### [Исходный отрывок]
————

Читаем Избранное. Завершение риторической эпохи полностью

Несмотря на кажущуюся стремительность своего развития или, правильнее сказать, своего отлета от общего культурного ствола, литература Запада, пока существует возможность алфавитного расположения или упорядочивания создаваемых в ней произведений, все еще не оторвалась окончательно от Востока и все еще пребывает во внутренней взаимосвязи с ним. Складывание последовательности из частей, в большой степени самостоятельных и замыкающихся в себе, — это принадлежность литератур Востока: «Сущность бейта в газели диалектически противоречива: с одной стороны, бейт стремится к автономности, к афористической замкнутости, к закругленности и завершенности формы; с другой стороны, бейты, составляющие газель, связаны между собой не только единой, пронизывающей всю газель рифмой, но и тончайшими смысловыми переходами, ассоциативными “зацепками” отдельных слов и образов и, что наиболее важно, иногда трудноуловимым, но, несомненно, существующим смысловым единством» (Иванов, 1977, 29; цит. по: Рейснер, 1989, 200).

————

### [Что требуется]
Продолжите отрывок о связи литератур Запада и Востока, начав сразу после его последнего предложения. Строки, приведённые далее, здесь не используются.

(Данные о размещении элементов)
————

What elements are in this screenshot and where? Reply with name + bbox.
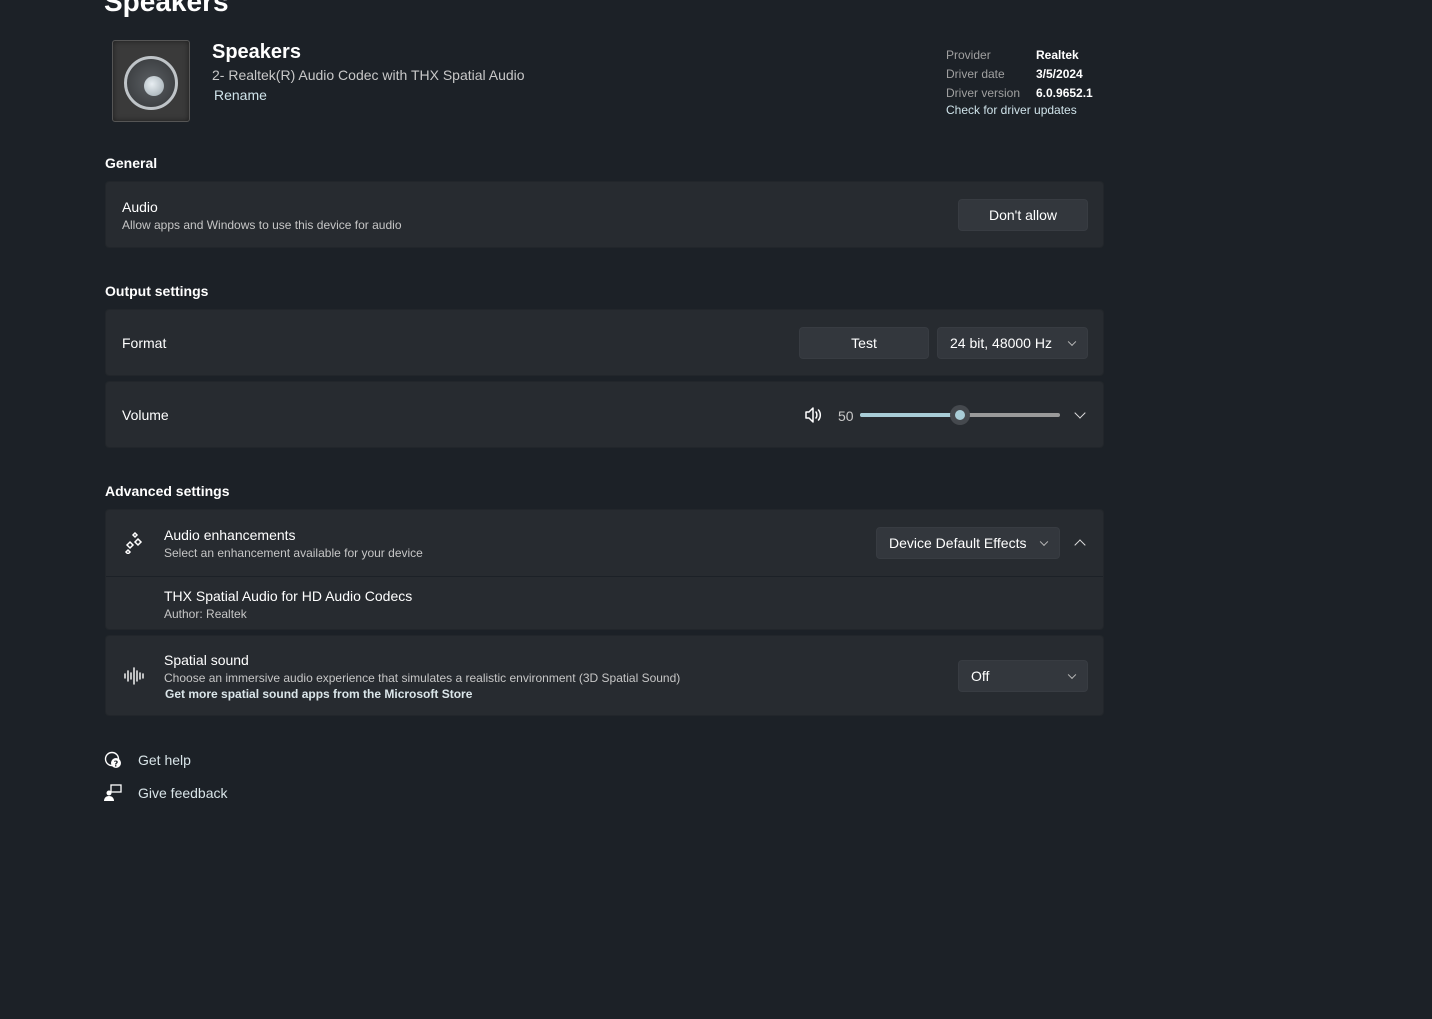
divider xyxy=(106,576,1103,577)
speaker-volume-icon[interactable] xyxy=(804,406,824,424)
rename-link[interactable]: Rename xyxy=(214,87,267,103)
audio-card: Audio Allow apps and Windows to use this… xyxy=(105,181,1104,248)
enhancements-dropdown-value: Device Default Effects xyxy=(889,535,1027,551)
volume-slider-thumb[interactable] xyxy=(950,405,970,425)
svg-text:?: ? xyxy=(114,760,119,769)
enhancements-title: Audio enhancements xyxy=(164,527,296,543)
driver-info: Provider Realtek Driver date 3/5/2024 Dr… xyxy=(946,45,1093,118)
dont-allow-button[interactable]: Don't allow xyxy=(958,199,1088,231)
get-help-link[interactable]: ? Get help xyxy=(104,751,191,769)
volume-title: Volume xyxy=(122,407,169,423)
microsoft-store-link[interactable]: Get more spatial sound apps from the Mic… xyxy=(165,687,472,701)
spatial-dropdown-value: Off xyxy=(971,668,990,684)
section-title-advanced: Advanced settings xyxy=(105,483,230,499)
driver-value: Realtek xyxy=(1036,47,1079,62)
audio-subtitle: Allow apps and Windows to use this devic… xyxy=(122,218,402,232)
device-name: Speakers xyxy=(212,41,301,63)
format-dropdown[interactable]: 24 bit, 48000 Hz xyxy=(937,327,1088,359)
section-title-output: Output settings xyxy=(105,283,209,299)
format-card: Format Test 24 bit, 48000 Hz xyxy=(105,309,1104,376)
volume-slider[interactable] xyxy=(860,405,1060,425)
test-button[interactable]: Test xyxy=(799,327,929,359)
enhancements-subtitle: Select an enhancement available for your… xyxy=(164,546,423,560)
check-driver-updates-link[interactable]: Check for driver updates xyxy=(946,103,1093,117)
spatial-title: Spatial sound xyxy=(164,652,249,668)
enhancement-item-author: Author: Realtek xyxy=(164,607,247,621)
driver-row-provider: Provider Realtek xyxy=(946,45,1093,64)
audio-enhancements-card: Audio enhancements Select an enhancement… xyxy=(105,509,1104,630)
speaker-icon xyxy=(112,40,190,122)
chevron-down-icon xyxy=(1067,670,1077,680)
enhancements-icon xyxy=(124,531,146,556)
section-title-general: General xyxy=(105,155,158,171)
get-help-label: Get help xyxy=(138,752,191,768)
give-feedback-link[interactable]: Give feedback xyxy=(104,784,228,802)
sound-wave-icon xyxy=(123,666,145,686)
feedback-icon xyxy=(104,784,138,802)
volume-expand-chevron-icon[interactable] xyxy=(1074,407,1086,419)
chevron-down-icon xyxy=(1039,537,1049,547)
device-description: 2- Realtek(R) Audio Codec with THX Spati… xyxy=(212,67,525,83)
driver-row-date: Driver date 3/5/2024 xyxy=(946,64,1093,83)
spatial-sound-card: Spatial sound Choose an immersive audio … xyxy=(105,635,1104,716)
driver-value: 3/5/2024 xyxy=(1036,66,1083,81)
format-title: Format xyxy=(122,335,167,351)
driver-key: Driver date xyxy=(946,66,1005,81)
volume-slider-fill xyxy=(860,413,960,417)
spatial-subtitle: Choose an immersive audio experience tha… xyxy=(164,671,681,685)
driver-key: Driver version xyxy=(946,85,1021,100)
audio-title: Audio xyxy=(122,199,158,215)
collapse-chevron-up-icon[interactable] xyxy=(1074,539,1086,551)
chevron-down-icon xyxy=(1067,337,1077,347)
volume-value: 50 xyxy=(838,408,854,424)
driver-value: 6.0.9652.1 xyxy=(1036,85,1093,100)
driver-row-version: Driver version 6.0.9652.1 xyxy=(946,83,1093,102)
enhancement-item-title: THX Spatial Audio for HD Audio Codecs xyxy=(164,588,413,604)
driver-key: Provider xyxy=(946,47,991,62)
give-feedback-label: Give feedback xyxy=(138,785,228,801)
spatial-sound-dropdown[interactable]: Off xyxy=(958,660,1088,692)
page-title: Speakers xyxy=(104,0,229,17)
enhancements-dropdown[interactable]: Device Default Effects xyxy=(876,527,1060,559)
help-icon: ? xyxy=(104,751,138,769)
format-dropdown-value: 24 bit, 48000 Hz xyxy=(950,335,1052,351)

————

### [Результат]
Однако способность частей соотражаться, — что получило соответствие в монадологии Лейбница, а век спустя после Лейбница, отчасти под его влиянием, было заново осмыслено Гёте, — это замечательное свойство частей целого произведения, открытое и освоенное в эпоху барокко, организация произведения, при которой части соотражаются и благодаря этому как бы многократно наличествуют в некотором целом, ничуть не «хуже» той организации, которая предписывает строгое последование частей и позволяет им связываться лишь посредством памяти, воспоминания. То последовательное чтение книги «от и до», которое вытеснило систему соотража-ющихся частей, возникло в совершенно новых культурных условиях, когда и теоретически (в Англии в XVIII веке) было произведено разделение искусств на временные (такие, как музыка) и пространственные (такие, как живопись), что эпохе барокко глубоко чуждо.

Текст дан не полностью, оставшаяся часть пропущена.